[start MATERIAL PROVIDED]

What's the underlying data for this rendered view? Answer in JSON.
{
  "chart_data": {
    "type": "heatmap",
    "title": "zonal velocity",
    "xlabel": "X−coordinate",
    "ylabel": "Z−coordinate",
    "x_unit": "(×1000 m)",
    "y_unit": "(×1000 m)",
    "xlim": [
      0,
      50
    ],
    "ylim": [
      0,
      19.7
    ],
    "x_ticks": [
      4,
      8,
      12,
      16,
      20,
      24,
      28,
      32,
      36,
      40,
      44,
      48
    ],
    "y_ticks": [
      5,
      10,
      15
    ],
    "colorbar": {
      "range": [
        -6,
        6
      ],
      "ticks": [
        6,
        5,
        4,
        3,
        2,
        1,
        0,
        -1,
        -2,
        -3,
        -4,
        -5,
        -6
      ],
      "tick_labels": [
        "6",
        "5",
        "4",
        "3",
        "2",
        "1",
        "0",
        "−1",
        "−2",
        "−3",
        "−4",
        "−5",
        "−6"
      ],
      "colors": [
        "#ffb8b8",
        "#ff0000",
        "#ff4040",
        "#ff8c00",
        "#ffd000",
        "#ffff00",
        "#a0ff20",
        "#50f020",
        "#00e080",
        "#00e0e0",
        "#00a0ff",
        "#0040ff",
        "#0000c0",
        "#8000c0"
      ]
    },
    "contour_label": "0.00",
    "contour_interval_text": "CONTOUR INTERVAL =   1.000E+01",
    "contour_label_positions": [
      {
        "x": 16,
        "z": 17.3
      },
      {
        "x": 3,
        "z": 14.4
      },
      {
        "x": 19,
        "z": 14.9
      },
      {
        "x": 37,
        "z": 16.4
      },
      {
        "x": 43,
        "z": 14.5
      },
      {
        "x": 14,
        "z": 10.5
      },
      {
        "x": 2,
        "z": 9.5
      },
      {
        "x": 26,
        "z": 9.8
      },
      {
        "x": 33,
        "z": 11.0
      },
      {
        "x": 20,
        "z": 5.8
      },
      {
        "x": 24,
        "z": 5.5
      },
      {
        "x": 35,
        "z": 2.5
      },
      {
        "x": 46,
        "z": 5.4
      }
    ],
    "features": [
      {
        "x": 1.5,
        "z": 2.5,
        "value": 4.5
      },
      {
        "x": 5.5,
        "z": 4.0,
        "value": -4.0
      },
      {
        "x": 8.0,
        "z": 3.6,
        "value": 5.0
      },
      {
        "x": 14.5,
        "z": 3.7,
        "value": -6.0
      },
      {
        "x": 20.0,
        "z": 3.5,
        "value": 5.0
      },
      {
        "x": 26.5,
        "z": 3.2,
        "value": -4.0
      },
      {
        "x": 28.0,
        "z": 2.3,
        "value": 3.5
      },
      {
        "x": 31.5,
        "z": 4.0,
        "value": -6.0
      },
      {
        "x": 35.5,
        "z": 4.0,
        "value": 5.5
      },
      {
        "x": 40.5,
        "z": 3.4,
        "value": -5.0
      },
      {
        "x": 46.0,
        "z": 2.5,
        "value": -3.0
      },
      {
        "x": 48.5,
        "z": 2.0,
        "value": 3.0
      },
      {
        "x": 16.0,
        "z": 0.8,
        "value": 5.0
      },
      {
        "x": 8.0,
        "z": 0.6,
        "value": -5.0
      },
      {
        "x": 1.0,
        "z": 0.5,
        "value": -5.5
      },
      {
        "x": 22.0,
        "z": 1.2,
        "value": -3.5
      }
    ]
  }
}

[end MATERIAL PROVIDED]

REQUIREMENT: Set down all of the data above, word for word.

EXERCISE ANSWER:
What's the underlying data for this rendered view? Answer in JSON.
{
  "chart_data": {
    "type": "heatmap",
    "title": "zonal velocity",
    "xlabel": "X−coordinate",
    "ylabel": "Z−coordinate",
    "x_unit": "(×1000 m)",
    "y_unit": "(×1000 m)",
    "xlim": [
      0,
      50
    ],
    "ylim": [
      0,
      19.7
    ],
    "x_ticks": [
      4,
      8,
      12,
      16,
      20,
      24,
      28,
      32,
      36,
      40,
      44,
      48
    ],
    "y_ticks": [
      5,
      10,
      15
    ],
    "colorbar": {
      "range": [
        -6,
        6
      ],
      "ticks": [
        6,
        5,
        4,
        3,
        2,
        1,
        0,
        -1,
        -2,
        -3,
        -4,
        -5,
        -6
      ],
      "tick_labels": [
        "6",
        "5",
        "4",
        "3",
        "2",
        "1",
        "0",
        "−1",
        "−2",
        "−3",
        "−4",
        "−5",
        "−6"
      ],
      "colors": [
        "#ffb8b8",
        "#ff0000",
        "#ff4040",
        "#ff8c00",
        "#ffd000",
        "#ffff00",
        "#a0ff20",
        "#50f020",
        "#00e080",
        "#00e0e0",
        "#00a0ff",
        "#0040ff",
        "#0000c0",
        "#8000c0"
      ]
    },
    "contour_label": "0.00",
    "contour_interval_text": "CONTOUR INTERVAL =   1.000E+01",
    "contour_label_positions": [
      {
        "x": 16,
        "z": 17.3
      },
      {
        "x": 3,
        "z": 14.4
      },
      {
        "x": 19,
        "z": 14.9
      },
      {
        "x": 37,
        "z": 16.4
      },
      {
        "x": 43,
        "z": 14.5
      },
      {
        "x": 14,
        "z": 10.5
      },
      {
        "x": 2,
        "z": 9.5
      },
      {
        "x": 26,
        "z": 9.8
      },
      {
        "x": 33,
        "z": 11.0
      },
      {
        "x": 20,
        "z": 5.8
      },
      {
        "x": 24,
        "z": 5.5
      },
      {
        "x": 35,
        "z": 2.5
      },
      {
        "x": 46,
        "z": 5.4
      }
    ],
    "features": [
      {
        "x": 1.5,
        "z": 2.5,
        "value": 4.5
      },
      {
        "x": 5.5,
        "z": 4.0,
        "value": -4.0
      },
      {
        "x": 8.0,
        "z": 3.6,
        "value": 5.0
      },
      {
        "x": 14.5,
        "z": 3.7,
        "value": -6.0
      },
      {
        "x": 20.0,
        "z": 3.5,
        "value": 5.0
      },
      {
        "x": 26.5,
        "z": 3.2,
        "value": -4.0
      },
      {
        "x": 28.0,
        "z": 2.3,
        "value": 3.5
      },
      {
        "x": 31.5,
        "z": 4.0,
        "value": -6.0
      },
      {
        "x": 35.5,
        "z": 4.0,
        "value": 5.5
      },
      {
        "x": 40.5,
        "z": 3.4,
        "value": -5.0
      },
      {
        "x": 46.0,
        "z": 2.5,
        "value": -3.0
      },
      {
        "x": 48.5,
        "z": 2.0,
        "value": 3.0
      },
      {
        "x": 16.0,
        "z": 0.8,
        "value": 5.0
      },
      {
        "x": 8.0,
        "z": 0.6,
        "value": -5.0
      },
      {
        "x": 1.0,
        "z": 0.5,
        "value": -5.5
      },
      {
        "x": 22.0,
        "z": 1.2,
        "value": -3.5
      }
    ]
  }
}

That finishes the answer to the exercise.